* Set task
Copy all the data exactly, except the pictures.

Chart and figure data:
▼

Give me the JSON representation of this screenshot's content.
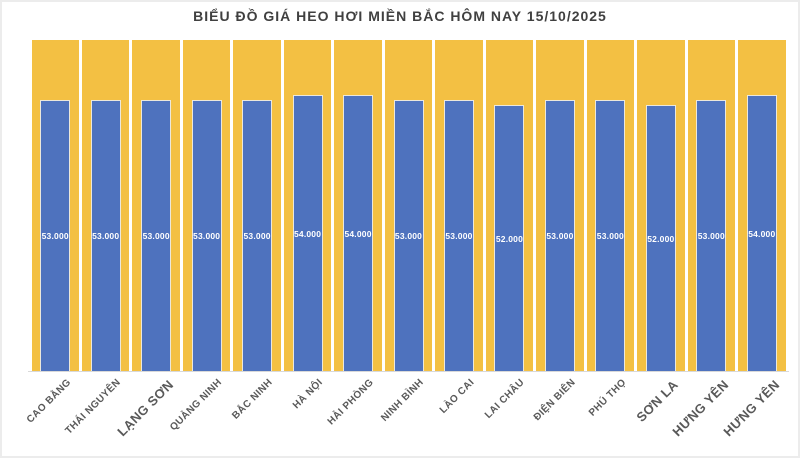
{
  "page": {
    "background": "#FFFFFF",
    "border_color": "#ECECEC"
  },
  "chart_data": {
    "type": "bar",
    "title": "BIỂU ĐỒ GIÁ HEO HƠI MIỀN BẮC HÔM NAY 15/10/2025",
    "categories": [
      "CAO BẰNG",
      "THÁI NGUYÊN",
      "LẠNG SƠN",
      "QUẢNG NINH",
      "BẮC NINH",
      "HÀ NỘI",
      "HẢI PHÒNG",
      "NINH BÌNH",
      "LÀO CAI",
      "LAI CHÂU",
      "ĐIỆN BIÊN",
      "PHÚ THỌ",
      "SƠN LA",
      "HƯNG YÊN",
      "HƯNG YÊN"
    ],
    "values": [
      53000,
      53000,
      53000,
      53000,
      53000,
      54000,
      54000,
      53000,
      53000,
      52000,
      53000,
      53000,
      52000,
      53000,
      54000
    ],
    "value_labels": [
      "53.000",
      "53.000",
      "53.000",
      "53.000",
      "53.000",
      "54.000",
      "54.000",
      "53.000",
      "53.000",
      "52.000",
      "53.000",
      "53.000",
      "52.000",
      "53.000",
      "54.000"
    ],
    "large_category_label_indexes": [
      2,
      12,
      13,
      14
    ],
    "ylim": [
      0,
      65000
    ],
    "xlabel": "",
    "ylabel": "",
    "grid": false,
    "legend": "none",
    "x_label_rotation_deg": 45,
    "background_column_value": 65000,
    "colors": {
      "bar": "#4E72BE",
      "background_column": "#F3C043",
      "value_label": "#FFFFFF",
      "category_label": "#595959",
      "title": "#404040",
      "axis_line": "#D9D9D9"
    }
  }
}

▲

* Correct result
Give me the JSON representation of this screenshot's content.
{
  "page": {
    "background": "#FFFFFF",
    "border_color": "#ECECEC"
  },
  "chart_data": {
    "type": "bar",
    "title": "BIỂU ĐỒ GIÁ HEO HƠI MIỀN BẮC HÔM NAY 15/10/2025",
    "categories": [
      "CAO BẰNG",
      "THÁI NGUYÊN",
      "LẠNG SƠN",
      "QUẢNG NINH",
      "BẮC NINH",
      "HÀ NỘI",
      "HẢI PHÒNG",
      "NINH BÌNH",
      "LÀO CAI",
      "LAI CHÂU",
      "ĐIỆN BIÊN",
      "PHÚ THỌ",
      "SƠN LA",
      "HƯNG YÊN",
      "HƯNG YÊN"
    ],
    "values": [
      53000,
      53000,
      53000,
      53000,
      53000,
      54000,
      54000,
      53000,
      53000,
      52000,
      53000,
      53000,
      52000,
      53000,
      54000
    ],
    "value_labels": [
      "53.000",
      "53.000",
      "53.000",
      "53.000",
      "53.000",
      "54.000",
      "54.000",
      "53.000",
      "53.000",
      "52.000",
      "53.000",
      "53.000",
      "52.000",
      "53.000",
      "54.000"
    ],
    "large_category_label_indexes": [
      2,
      12,
      13,
      14
    ],
    "ylim": [
      0,
      65000
    ],
    "xlabel": "",
    "ylabel": "",
    "grid": false,
    "legend": "none",
    "x_label_rotation_deg": 45,
    "background_column_value": 65000,
    "colors": {
      "bar": "#4E72BE",
      "background_column": "#F3C043",
      "value_label": "#FFFFFF",
      "category_label": "#595959",
      "title": "#404040",
      "axis_line": "#D9D9D9"
    }
  }
}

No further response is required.